Selected excerpt:
★ ★ ★ ★

As for the error message:

> expecting possible candidates all failed: candidate number failed: expecting number but got string. candidate string failed: expecting string but got number. but got number.

It's saying two possible situations: #1 number + number and #2 string + string are all failed, which is precisely the error. However, this may be a lack of readability if someone is the first time using ESInfer. I'll write some wikis on how to read error messages efficiently as a starting point and, finally and hopefully, evolve a better error reporting system.

So if you ask me how to deal with this kind of code with ESInfer, I'd suggest making the compiler happy by converting the string to a number or the number to a string.

(BTW, try to use the format as suggested, hope it works :D)


I think the parent is raising the point that knowing that there's a problem is only half of the issue you need to solve. Being able to assert that certain types only appear in certain places is still important: if I pass the wrong type as a function argument, I don't know whether there's a bug somewhere upstream where that data came from, or whether there's a bug in the function where I'm using a parameter incorrectly. Or if I'm not returning where I should be, or returning where I shouldn't be.

★ ★ ★ ★

(Entries from a dataset)
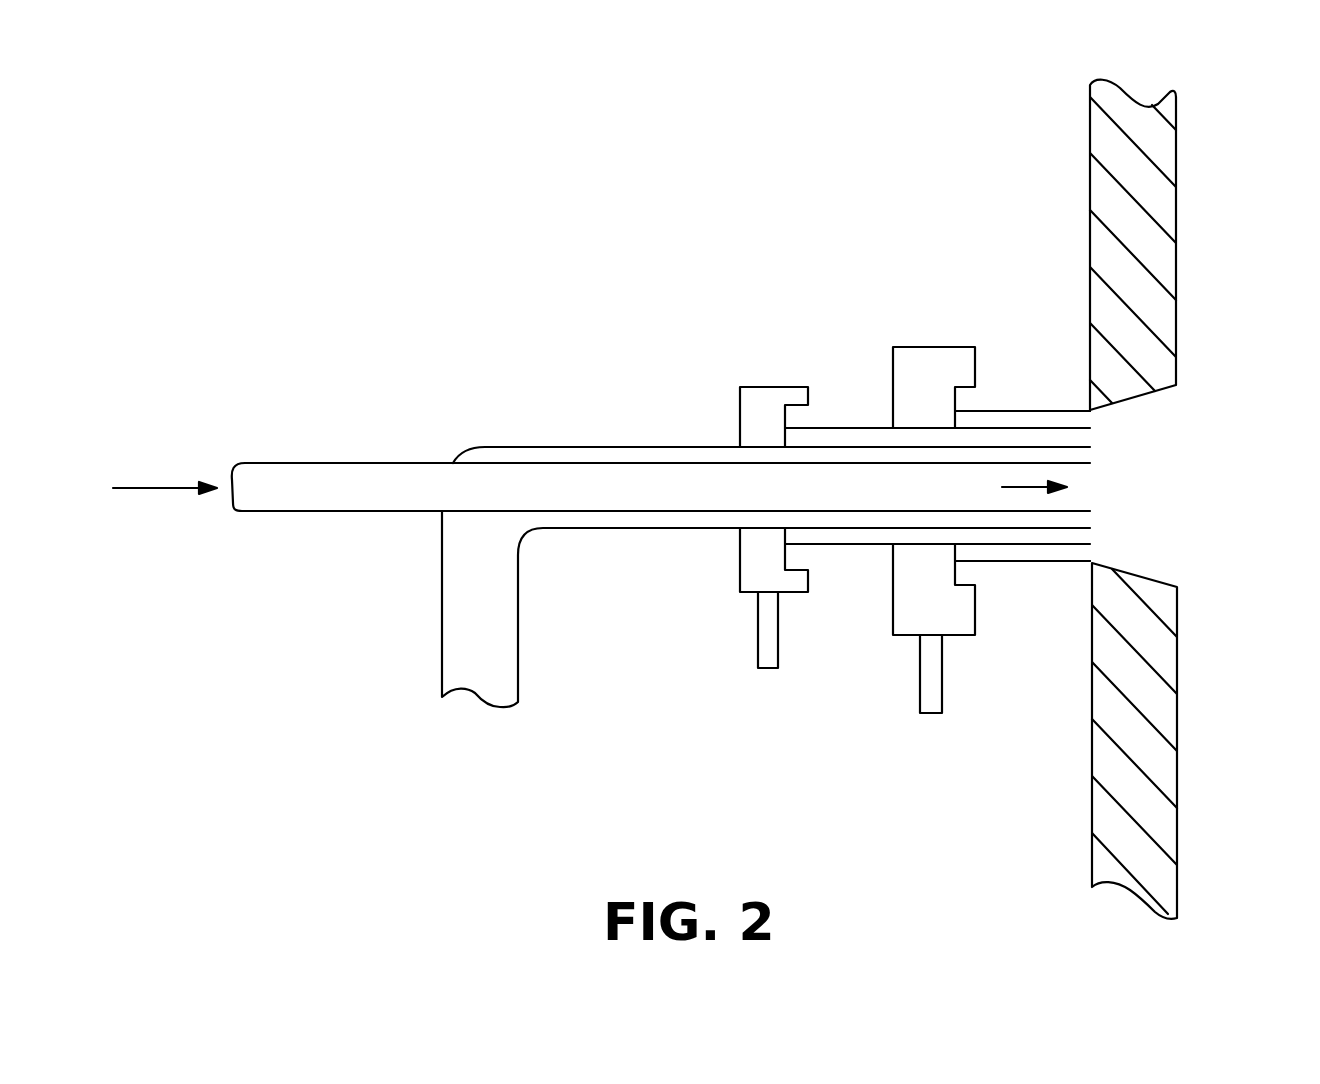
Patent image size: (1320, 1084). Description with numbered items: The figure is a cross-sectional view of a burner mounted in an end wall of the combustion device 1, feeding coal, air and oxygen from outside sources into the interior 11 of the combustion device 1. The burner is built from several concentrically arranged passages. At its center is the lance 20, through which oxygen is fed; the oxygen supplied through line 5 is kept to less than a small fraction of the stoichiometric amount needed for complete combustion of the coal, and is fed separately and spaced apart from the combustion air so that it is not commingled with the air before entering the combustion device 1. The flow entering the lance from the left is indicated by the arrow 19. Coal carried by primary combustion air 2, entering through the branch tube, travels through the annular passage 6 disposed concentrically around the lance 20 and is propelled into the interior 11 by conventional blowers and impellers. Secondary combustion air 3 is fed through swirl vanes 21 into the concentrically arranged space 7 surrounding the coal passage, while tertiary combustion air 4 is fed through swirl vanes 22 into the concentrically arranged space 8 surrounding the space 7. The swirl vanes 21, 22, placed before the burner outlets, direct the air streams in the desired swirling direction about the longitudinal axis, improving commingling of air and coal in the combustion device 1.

The combustion device 1 is at (1176, 175).
The primary combustion air 2 is at (480, 715).
The secondary combustion air 3 is at (766, 687).
The tertiary combustion air 4 is at (932, 732).
The line 5 is at (978, 495).
The annular passage 6 is at (1012, 522).
The concentrically arranged space 7 is at (1043, 538).
The concentrically arranged space 8 is at (1068, 557).
The interior 11 is at (1285, 329).
The gas flow 19 is at (150, 488).
The lance 20 is at (595, 446).
The swirl vanes 21 is at (808, 420).
The swirl vanes 22 is at (975, 397).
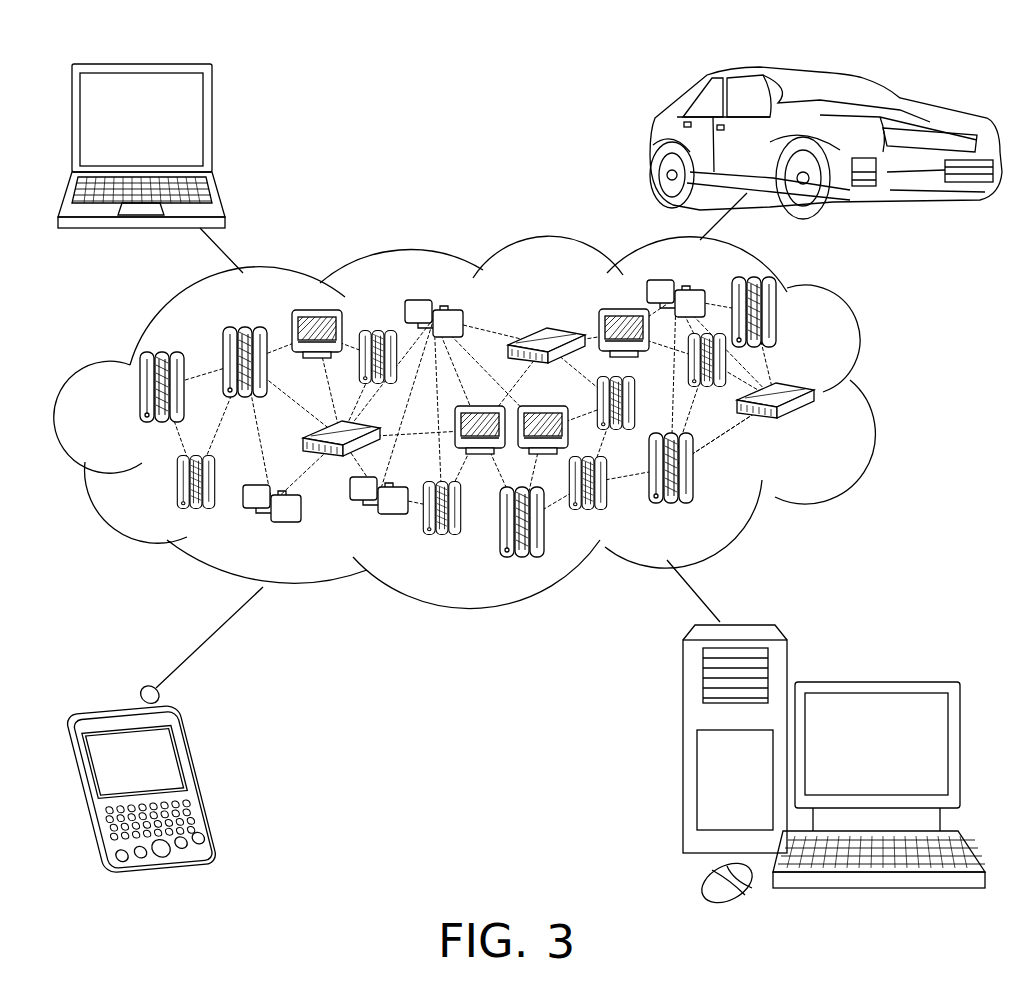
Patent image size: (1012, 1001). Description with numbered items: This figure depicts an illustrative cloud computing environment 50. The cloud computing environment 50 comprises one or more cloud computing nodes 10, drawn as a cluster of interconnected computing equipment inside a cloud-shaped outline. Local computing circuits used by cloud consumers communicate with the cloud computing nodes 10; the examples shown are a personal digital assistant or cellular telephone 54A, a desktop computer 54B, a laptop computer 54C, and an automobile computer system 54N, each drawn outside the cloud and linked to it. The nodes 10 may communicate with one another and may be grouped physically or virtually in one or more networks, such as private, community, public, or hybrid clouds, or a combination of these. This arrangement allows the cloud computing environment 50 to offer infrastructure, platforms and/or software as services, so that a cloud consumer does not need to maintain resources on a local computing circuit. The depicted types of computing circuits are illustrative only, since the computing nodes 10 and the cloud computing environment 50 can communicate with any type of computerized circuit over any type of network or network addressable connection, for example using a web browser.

The cloud computing node 10 is at (815, 425).
The cloud computing environment 50 is at (880, 389).
The personal digital assistant (PDA) or cellular telephone 54A is at (200, 777).
The desktop computer 54B is at (873, 680).
The laptop computer 54C is at (210, 127).
The automobile computer system 54N is at (655, 143).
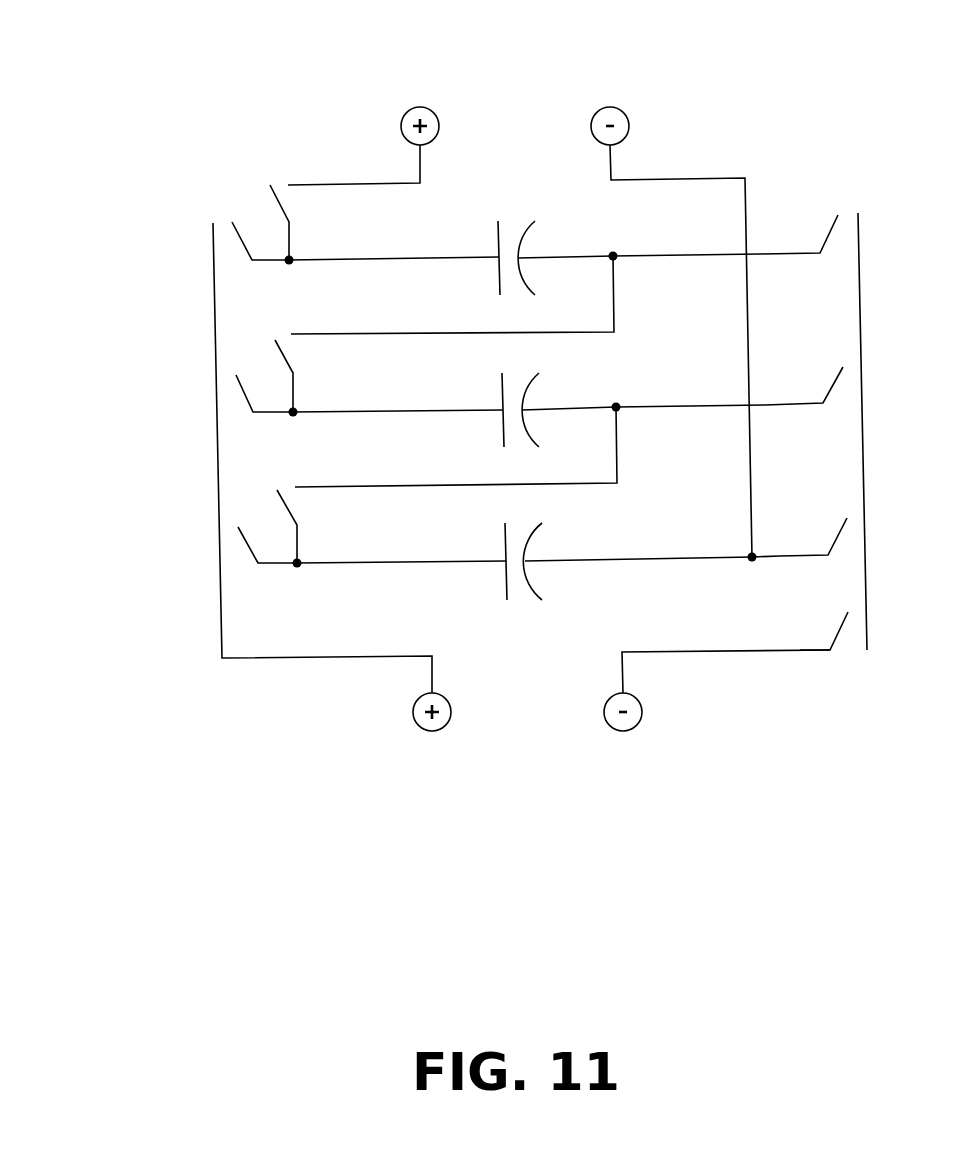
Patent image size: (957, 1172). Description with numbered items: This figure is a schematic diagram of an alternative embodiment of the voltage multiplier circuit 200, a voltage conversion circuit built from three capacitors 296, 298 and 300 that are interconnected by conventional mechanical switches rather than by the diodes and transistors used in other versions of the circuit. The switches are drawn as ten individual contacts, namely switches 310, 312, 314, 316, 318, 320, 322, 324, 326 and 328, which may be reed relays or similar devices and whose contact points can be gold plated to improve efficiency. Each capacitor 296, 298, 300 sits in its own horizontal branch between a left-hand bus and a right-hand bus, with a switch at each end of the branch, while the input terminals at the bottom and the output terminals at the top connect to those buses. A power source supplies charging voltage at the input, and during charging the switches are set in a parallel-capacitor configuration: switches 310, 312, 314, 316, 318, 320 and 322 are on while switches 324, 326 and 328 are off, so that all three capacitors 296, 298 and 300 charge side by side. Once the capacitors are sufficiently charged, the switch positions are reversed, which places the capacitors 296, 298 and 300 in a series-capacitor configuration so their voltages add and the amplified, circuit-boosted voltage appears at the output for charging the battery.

The voltage multiplier circuit 200 is at (151, 79).
The capacitor 296 is at (488, 257).
The capacitor 298 is at (492, 410).
The capacitor 300 is at (495, 561).
The mechanical switch 310 is at (842, 627).
The mechanical switch 312 is at (248, 548).
The mechanical switch 314 is at (245, 397).
The mechanical switch 316 is at (242, 245).
The mechanical switch 318 is at (831, 230).
The mechanical switch 320 is at (835, 383).
The mechanical switch 322 is at (840, 530).
The mechanical switch 324 is at (283, 508).
The mechanical switch 326 is at (276, 357).
The mechanical switch 328 is at (276, 205).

★ ★ ★ ★

Required actions:
[1] In the ESInfer discussion, what does the writer suggest doing to make the compiler happy?
[2] In the ESInfer discussion, rewrite the passage between "As for the error" and "to a string.", inclusive, changing "wikis" to "guides".
[3] Write what comes next in the ESInfer discussion, picking up after its final sentence.

The responses:
[1] Converting the string to a number or the number to a string.

[2]
As for the error message:

> expecting possible candidates all failed: candidate number failed: expecting number but got string. candidate string failed: expecting string but got number. but got number.

It's saying two possible situations: #1 number + number and #2 string + string are all failed, which is precisely the error. However, this may be a lack of readability if someone is the first time using ESInfer. I'll write some guides on how to read error messages efficiently as a starting point and, finally and hopefully, evolve a better error reporting system.

So if you ask me how to deal with this kind of code with ESInfer, I'd suggest making the compiler happy by converting the string to a number or the number to a string.

[3]
Did you mean something like an error stack?

That'll be significantly helpful if the last error is not apparent enough to solve the error. I'll investigate this and see if there's any performance impact on the inferring process.


TypeScript can infer all the types but it still requires the coder to specify types in certain places because of the exact issue that is being shown here.

The types create an API contract that keeps errors localized. ESInfer raises an error at the call site, which is harder to understand what is going on. Also, lack of types will cause the API contract to suddenly change in unexpected ways.

I commend you for creating ESInfer, but there is a reason this approach is usually not taken.